◆ Required task: Find all the lines with "ROAD" and gather them.

Collected data
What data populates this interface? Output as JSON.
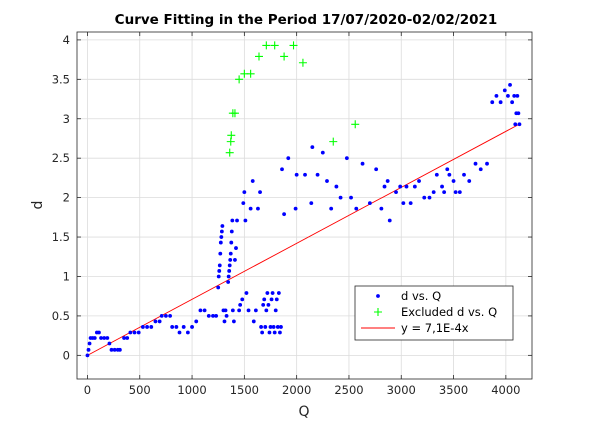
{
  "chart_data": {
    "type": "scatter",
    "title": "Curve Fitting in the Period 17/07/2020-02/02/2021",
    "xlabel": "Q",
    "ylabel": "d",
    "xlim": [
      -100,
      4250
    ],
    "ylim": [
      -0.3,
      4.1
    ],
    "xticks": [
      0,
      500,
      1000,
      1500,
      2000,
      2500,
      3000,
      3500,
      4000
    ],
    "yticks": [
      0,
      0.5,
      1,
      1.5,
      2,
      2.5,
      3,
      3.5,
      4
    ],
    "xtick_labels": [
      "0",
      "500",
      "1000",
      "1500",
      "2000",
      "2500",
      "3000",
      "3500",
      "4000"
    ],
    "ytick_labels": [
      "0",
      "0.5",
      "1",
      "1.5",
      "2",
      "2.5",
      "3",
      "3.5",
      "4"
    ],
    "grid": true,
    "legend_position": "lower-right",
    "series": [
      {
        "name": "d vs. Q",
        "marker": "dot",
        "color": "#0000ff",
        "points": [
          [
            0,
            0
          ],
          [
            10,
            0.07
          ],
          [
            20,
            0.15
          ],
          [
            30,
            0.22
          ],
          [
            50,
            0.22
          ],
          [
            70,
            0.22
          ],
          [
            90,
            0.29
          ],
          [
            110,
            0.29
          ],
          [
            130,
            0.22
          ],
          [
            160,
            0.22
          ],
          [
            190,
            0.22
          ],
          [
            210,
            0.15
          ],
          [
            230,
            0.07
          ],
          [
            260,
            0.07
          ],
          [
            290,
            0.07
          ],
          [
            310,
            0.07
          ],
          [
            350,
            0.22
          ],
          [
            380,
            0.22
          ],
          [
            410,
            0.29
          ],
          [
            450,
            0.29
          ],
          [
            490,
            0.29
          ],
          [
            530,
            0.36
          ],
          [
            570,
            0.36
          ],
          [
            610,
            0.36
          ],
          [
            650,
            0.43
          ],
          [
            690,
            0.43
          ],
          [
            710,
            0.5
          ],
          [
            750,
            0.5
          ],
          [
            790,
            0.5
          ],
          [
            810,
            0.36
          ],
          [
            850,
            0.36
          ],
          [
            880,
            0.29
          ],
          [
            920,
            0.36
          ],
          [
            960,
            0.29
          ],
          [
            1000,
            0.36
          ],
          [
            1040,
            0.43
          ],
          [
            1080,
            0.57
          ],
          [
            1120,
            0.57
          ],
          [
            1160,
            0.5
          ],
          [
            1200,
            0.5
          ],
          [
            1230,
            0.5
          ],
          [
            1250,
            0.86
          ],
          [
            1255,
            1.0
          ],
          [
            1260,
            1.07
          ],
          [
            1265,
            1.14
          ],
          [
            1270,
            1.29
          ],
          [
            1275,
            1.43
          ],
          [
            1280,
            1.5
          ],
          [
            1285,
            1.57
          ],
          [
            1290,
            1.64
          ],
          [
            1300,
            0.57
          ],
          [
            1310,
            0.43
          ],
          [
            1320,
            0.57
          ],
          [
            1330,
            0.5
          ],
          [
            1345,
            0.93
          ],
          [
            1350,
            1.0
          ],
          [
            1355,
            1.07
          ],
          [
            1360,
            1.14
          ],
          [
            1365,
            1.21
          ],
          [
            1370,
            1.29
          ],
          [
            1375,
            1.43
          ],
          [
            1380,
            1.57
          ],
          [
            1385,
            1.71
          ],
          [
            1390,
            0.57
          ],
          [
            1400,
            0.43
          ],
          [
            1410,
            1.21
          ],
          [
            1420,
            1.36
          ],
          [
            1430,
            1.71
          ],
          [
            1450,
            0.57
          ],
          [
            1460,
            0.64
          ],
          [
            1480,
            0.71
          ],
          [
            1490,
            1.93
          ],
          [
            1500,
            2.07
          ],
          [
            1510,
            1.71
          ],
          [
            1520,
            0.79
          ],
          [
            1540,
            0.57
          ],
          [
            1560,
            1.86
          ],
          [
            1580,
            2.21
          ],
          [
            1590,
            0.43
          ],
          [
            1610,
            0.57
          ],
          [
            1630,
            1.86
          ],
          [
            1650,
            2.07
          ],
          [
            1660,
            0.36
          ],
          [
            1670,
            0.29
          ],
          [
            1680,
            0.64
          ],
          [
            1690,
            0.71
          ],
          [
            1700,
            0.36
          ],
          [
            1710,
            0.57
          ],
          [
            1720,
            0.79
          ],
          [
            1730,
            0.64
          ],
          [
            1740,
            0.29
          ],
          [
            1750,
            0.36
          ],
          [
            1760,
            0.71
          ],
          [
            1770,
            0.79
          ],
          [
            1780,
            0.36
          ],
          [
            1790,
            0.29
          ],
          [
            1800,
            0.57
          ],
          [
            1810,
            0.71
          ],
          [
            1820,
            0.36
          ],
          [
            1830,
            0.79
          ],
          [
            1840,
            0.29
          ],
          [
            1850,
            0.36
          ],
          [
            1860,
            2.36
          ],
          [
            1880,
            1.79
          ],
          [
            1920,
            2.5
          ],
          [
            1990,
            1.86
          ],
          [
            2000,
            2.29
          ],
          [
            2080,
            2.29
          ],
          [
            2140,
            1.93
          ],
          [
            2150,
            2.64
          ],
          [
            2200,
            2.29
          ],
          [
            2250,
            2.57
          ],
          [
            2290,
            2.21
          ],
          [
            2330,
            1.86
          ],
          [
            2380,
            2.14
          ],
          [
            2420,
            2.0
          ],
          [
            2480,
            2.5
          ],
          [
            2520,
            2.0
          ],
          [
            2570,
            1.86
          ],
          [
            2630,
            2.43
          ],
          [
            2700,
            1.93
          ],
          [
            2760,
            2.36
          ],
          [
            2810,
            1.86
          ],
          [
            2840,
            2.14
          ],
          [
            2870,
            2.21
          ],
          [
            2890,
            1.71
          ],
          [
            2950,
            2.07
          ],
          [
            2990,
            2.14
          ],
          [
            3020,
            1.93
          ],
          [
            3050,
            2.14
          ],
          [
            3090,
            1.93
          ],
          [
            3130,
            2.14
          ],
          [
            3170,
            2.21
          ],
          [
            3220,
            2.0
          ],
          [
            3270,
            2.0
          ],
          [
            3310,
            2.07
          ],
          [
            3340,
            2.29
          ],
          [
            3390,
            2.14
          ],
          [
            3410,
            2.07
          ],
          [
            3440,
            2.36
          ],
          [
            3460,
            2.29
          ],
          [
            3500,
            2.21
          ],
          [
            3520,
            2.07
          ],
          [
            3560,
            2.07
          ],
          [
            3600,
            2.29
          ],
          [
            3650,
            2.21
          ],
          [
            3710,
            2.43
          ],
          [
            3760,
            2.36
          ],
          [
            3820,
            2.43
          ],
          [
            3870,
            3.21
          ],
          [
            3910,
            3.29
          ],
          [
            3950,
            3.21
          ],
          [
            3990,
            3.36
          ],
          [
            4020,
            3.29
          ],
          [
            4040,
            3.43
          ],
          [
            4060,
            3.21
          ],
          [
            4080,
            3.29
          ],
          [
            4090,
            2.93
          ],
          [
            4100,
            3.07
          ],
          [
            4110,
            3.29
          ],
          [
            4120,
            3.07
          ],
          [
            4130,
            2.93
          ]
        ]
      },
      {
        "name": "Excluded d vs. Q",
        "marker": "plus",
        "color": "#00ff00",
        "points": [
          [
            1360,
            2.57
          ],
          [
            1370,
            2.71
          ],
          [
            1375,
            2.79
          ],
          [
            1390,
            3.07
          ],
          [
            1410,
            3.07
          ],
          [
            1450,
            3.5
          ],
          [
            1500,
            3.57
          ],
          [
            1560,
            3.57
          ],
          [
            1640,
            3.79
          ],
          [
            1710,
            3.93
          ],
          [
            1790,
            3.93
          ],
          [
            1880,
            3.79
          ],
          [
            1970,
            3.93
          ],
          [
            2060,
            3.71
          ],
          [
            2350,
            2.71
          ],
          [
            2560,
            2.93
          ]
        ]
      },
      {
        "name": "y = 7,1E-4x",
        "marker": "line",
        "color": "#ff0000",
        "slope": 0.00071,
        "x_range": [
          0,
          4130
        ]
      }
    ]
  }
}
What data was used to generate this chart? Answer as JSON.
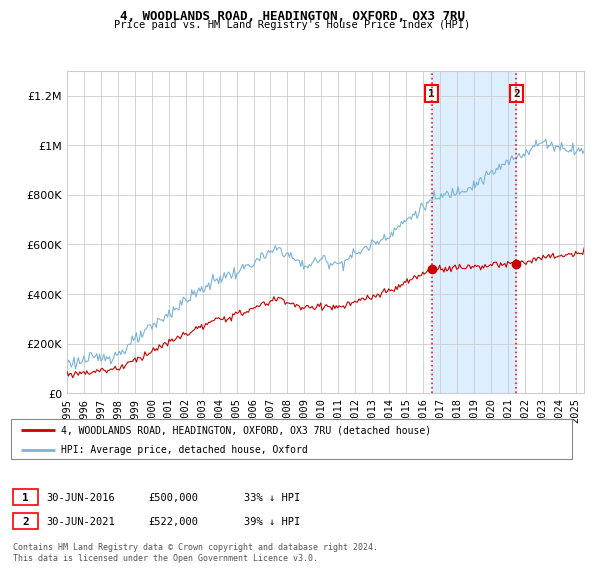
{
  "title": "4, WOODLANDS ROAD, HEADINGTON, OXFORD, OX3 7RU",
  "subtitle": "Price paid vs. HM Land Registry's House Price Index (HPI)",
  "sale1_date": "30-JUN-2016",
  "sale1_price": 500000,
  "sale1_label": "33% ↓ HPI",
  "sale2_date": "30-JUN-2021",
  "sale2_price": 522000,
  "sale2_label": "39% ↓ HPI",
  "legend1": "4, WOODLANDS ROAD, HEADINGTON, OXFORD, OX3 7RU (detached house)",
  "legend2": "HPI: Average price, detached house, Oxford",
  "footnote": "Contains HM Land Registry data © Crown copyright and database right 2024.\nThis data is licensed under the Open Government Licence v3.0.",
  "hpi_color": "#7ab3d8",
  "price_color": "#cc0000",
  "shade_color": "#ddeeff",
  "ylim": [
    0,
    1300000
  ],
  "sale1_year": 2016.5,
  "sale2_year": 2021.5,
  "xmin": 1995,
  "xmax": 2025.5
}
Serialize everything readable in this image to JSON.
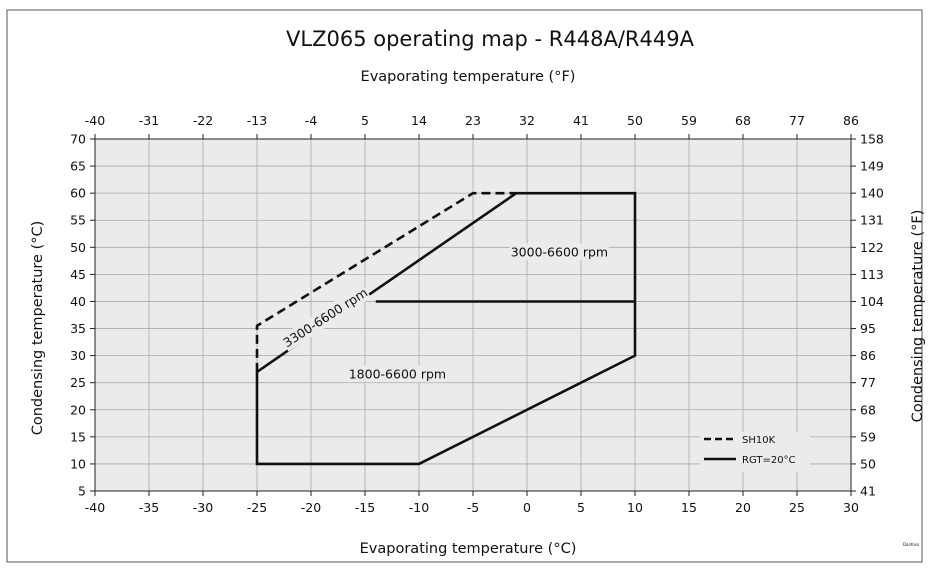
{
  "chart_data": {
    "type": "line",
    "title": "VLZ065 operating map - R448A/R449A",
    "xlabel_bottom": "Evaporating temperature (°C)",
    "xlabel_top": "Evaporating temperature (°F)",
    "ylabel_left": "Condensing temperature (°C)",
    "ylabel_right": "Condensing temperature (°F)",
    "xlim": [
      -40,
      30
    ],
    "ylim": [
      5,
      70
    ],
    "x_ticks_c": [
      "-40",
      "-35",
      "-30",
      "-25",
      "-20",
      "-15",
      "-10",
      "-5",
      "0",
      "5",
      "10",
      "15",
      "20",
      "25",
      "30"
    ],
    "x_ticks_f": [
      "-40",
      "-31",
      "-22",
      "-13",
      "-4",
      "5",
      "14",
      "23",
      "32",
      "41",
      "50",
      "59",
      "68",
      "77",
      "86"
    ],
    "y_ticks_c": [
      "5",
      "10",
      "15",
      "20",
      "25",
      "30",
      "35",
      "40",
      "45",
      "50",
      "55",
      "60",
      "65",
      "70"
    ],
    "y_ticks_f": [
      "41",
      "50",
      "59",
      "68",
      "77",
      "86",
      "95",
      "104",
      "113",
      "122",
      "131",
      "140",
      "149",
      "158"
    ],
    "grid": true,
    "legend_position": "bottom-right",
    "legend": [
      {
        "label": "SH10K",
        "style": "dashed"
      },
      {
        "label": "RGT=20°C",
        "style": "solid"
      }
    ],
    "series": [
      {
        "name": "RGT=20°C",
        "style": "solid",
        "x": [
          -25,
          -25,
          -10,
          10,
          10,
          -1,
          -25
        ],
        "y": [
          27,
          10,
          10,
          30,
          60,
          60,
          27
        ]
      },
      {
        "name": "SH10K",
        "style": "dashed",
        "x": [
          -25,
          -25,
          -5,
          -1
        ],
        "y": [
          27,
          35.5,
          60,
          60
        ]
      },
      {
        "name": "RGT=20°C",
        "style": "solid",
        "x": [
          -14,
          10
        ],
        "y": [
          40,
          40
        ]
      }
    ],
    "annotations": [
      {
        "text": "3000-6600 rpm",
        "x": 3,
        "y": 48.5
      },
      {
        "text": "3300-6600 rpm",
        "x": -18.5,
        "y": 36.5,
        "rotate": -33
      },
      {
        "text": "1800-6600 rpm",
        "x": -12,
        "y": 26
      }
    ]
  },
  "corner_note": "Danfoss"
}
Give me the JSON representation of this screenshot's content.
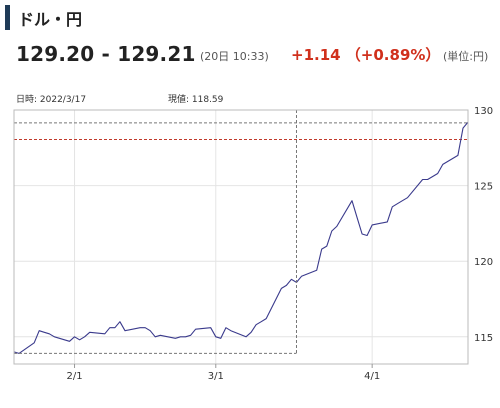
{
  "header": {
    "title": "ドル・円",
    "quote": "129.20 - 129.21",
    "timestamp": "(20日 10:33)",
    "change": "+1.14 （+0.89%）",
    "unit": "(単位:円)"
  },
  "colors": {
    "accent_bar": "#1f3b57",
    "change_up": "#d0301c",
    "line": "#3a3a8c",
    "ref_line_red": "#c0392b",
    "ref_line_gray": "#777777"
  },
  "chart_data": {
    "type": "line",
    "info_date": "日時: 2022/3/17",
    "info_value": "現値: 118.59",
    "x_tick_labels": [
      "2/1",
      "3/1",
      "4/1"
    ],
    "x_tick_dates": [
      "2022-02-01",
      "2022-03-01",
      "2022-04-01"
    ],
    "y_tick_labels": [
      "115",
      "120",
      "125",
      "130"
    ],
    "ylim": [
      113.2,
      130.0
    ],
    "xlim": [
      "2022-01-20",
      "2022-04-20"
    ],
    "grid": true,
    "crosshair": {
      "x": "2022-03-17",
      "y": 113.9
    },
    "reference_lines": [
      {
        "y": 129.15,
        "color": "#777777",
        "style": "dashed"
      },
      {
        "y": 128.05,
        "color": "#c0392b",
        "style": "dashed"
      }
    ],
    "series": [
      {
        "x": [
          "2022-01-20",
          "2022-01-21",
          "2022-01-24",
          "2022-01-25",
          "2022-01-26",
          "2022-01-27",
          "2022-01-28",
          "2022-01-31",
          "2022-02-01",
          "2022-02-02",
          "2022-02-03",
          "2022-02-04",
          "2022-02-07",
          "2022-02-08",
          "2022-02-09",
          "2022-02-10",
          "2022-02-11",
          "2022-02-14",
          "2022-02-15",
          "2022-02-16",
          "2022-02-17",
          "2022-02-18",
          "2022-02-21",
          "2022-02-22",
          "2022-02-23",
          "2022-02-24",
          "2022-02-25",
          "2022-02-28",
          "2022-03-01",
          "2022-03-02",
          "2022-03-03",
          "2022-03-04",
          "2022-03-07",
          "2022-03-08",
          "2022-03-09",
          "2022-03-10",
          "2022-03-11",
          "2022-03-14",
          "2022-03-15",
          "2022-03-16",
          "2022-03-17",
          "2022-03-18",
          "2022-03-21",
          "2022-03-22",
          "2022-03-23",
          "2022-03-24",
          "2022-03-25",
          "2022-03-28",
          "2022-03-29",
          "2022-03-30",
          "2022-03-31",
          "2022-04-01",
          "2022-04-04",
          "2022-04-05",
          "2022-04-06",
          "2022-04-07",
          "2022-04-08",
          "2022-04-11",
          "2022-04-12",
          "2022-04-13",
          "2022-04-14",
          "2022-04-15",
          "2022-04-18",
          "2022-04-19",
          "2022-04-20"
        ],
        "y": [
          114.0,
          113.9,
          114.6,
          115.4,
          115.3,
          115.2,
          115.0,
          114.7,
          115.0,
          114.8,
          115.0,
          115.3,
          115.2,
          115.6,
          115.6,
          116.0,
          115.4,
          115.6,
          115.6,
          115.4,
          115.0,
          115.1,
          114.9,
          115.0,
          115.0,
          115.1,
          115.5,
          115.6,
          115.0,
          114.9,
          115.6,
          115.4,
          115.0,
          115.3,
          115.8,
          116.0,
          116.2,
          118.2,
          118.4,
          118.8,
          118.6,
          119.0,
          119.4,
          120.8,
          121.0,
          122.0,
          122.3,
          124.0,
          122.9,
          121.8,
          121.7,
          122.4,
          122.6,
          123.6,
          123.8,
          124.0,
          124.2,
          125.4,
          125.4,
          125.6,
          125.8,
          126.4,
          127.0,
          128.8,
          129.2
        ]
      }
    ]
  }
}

◆ Written response:
  "title": "4, WOODLANDS ROAD, HEADINGTON, OXFORD, OX3 7RU",
  "legend1": "4, WOODLANDS ROAD, HEADINGTON, OXFORD, OX3 7RU (detached house)",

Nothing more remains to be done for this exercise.